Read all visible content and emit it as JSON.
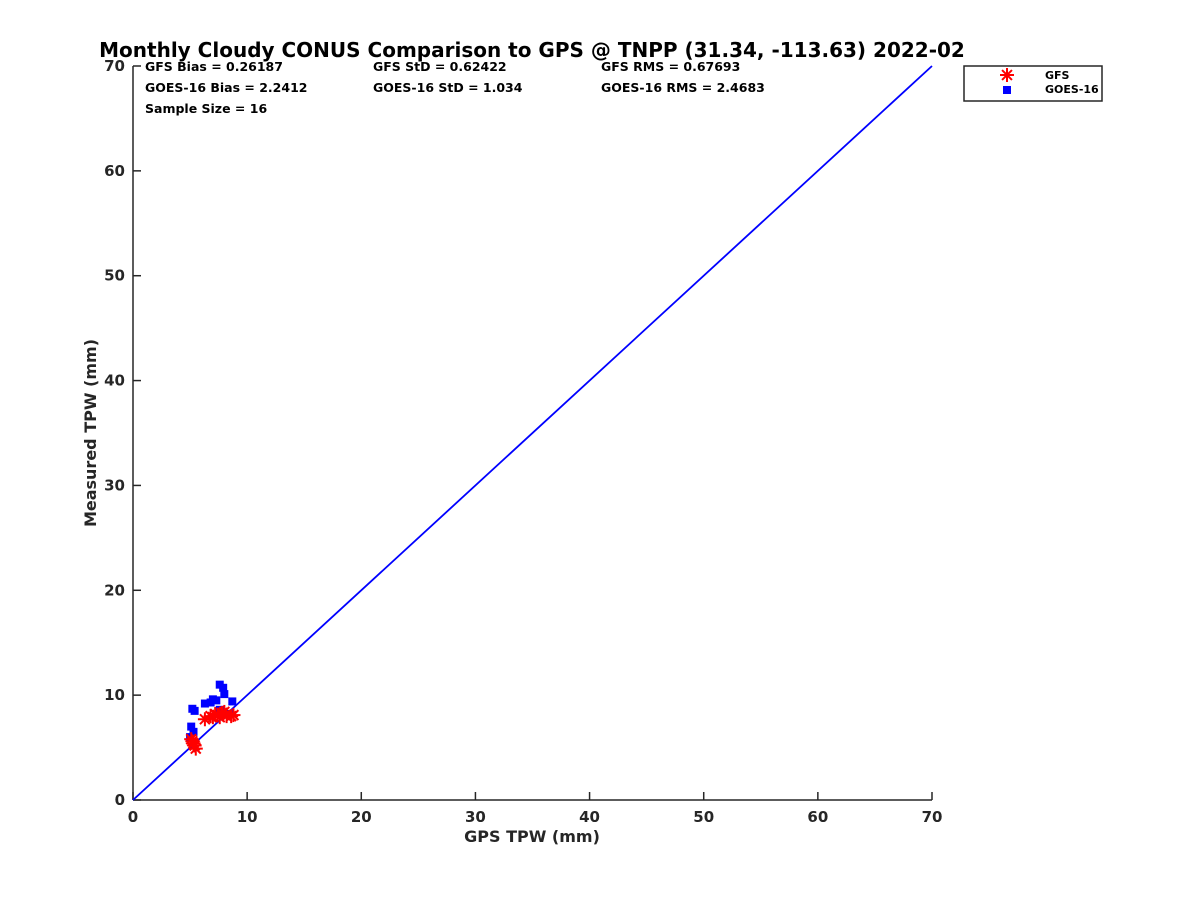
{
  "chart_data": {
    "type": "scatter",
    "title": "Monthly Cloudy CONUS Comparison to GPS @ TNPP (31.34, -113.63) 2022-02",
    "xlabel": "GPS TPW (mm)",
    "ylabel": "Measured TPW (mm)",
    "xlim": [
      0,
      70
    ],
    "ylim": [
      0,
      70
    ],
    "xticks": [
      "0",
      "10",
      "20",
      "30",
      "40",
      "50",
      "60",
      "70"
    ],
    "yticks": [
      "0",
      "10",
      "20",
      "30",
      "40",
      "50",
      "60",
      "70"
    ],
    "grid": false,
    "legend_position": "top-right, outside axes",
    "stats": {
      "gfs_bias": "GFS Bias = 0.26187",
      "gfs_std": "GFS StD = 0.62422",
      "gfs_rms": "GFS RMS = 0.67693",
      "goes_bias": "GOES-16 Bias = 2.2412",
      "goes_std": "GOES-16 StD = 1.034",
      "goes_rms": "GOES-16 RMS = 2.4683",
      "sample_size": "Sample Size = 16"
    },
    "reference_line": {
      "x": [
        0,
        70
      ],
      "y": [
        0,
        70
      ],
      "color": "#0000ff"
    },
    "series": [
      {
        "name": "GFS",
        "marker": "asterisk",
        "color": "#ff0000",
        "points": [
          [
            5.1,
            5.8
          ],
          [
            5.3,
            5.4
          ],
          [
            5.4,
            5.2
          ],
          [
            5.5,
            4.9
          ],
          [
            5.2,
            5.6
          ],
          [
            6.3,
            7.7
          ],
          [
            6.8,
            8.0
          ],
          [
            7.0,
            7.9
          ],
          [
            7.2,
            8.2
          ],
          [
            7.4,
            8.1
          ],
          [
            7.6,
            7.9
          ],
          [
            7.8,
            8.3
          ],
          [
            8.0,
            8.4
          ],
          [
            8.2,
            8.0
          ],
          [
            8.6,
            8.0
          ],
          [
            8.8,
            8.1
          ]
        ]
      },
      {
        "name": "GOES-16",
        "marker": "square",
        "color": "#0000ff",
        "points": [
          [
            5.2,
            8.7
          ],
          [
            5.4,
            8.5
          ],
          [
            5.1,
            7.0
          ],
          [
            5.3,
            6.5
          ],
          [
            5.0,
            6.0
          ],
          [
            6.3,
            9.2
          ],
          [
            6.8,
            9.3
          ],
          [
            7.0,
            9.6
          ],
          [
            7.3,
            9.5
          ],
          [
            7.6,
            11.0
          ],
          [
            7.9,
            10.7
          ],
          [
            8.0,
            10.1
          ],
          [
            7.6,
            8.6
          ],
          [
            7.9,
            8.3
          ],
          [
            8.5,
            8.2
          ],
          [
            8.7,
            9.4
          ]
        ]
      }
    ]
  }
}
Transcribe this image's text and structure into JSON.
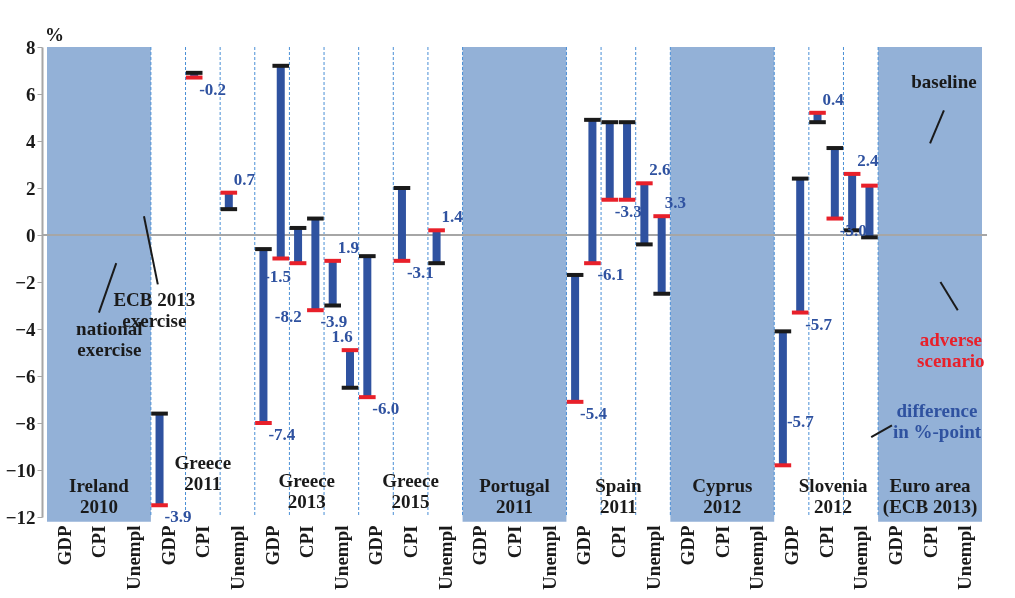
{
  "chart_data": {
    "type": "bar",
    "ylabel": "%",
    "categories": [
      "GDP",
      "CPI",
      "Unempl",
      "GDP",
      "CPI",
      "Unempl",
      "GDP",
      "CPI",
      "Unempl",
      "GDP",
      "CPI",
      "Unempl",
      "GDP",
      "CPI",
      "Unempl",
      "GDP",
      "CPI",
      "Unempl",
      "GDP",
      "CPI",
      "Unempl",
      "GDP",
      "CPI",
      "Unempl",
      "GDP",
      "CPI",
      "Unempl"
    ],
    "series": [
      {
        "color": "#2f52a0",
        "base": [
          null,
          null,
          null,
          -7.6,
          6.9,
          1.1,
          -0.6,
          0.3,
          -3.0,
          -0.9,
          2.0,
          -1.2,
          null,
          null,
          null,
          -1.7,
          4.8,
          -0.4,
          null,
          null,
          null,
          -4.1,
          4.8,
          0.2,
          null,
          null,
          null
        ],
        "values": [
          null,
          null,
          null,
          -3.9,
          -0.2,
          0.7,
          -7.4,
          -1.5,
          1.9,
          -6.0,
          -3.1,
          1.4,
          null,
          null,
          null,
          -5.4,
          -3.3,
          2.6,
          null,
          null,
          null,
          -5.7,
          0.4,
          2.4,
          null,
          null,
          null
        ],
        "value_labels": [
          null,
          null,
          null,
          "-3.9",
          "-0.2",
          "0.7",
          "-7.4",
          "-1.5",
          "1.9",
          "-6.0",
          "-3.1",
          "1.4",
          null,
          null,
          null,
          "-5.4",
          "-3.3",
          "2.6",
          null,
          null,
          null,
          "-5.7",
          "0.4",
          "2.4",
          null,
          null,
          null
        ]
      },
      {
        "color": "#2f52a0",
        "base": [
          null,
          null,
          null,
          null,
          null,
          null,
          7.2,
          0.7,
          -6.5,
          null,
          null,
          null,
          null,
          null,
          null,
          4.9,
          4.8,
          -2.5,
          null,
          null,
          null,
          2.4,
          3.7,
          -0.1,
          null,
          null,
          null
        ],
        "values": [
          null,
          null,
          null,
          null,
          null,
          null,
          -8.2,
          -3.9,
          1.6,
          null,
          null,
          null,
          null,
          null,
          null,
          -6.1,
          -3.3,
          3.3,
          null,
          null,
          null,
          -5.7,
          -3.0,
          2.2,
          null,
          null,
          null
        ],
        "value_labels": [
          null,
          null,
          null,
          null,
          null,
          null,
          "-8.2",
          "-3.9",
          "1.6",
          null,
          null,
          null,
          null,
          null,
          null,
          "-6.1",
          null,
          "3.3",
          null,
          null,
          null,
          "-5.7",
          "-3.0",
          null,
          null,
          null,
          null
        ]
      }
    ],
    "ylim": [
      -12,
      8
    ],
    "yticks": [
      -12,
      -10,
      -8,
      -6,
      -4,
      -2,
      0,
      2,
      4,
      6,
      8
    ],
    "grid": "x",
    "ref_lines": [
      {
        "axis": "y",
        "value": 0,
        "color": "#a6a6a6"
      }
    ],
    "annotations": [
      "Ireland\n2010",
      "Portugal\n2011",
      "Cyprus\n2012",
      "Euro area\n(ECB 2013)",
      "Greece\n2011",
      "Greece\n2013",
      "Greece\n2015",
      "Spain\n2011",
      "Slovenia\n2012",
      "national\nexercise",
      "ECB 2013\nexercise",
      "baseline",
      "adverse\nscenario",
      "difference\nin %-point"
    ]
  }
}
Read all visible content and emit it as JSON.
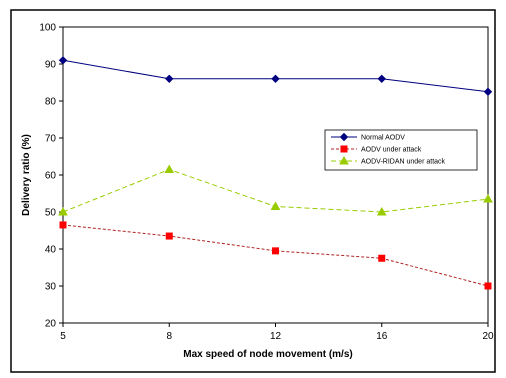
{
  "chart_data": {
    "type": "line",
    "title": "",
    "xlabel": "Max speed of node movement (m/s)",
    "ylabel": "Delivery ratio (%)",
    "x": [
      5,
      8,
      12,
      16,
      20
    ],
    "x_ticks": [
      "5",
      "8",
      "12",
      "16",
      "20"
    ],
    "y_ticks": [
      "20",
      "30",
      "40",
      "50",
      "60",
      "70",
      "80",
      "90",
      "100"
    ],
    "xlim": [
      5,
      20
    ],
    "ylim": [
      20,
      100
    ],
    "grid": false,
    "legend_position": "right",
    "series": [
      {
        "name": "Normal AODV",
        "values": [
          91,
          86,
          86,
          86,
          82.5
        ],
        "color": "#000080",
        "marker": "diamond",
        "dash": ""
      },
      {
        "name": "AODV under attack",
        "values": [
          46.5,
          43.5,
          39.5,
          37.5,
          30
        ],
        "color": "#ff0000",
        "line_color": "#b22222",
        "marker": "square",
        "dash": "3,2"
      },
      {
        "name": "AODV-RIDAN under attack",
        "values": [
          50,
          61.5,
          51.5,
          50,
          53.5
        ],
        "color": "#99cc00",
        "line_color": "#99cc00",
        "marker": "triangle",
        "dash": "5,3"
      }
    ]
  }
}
───
--- WORK TO DO ---
Every line containing the string "ylabel" must be listed.

--- WRITTEN ANSWER ---
    "ylabel": "Measured TPW (mm)",
    "ylabel": "%",
    "ylabel": "Delivery ratio (%)",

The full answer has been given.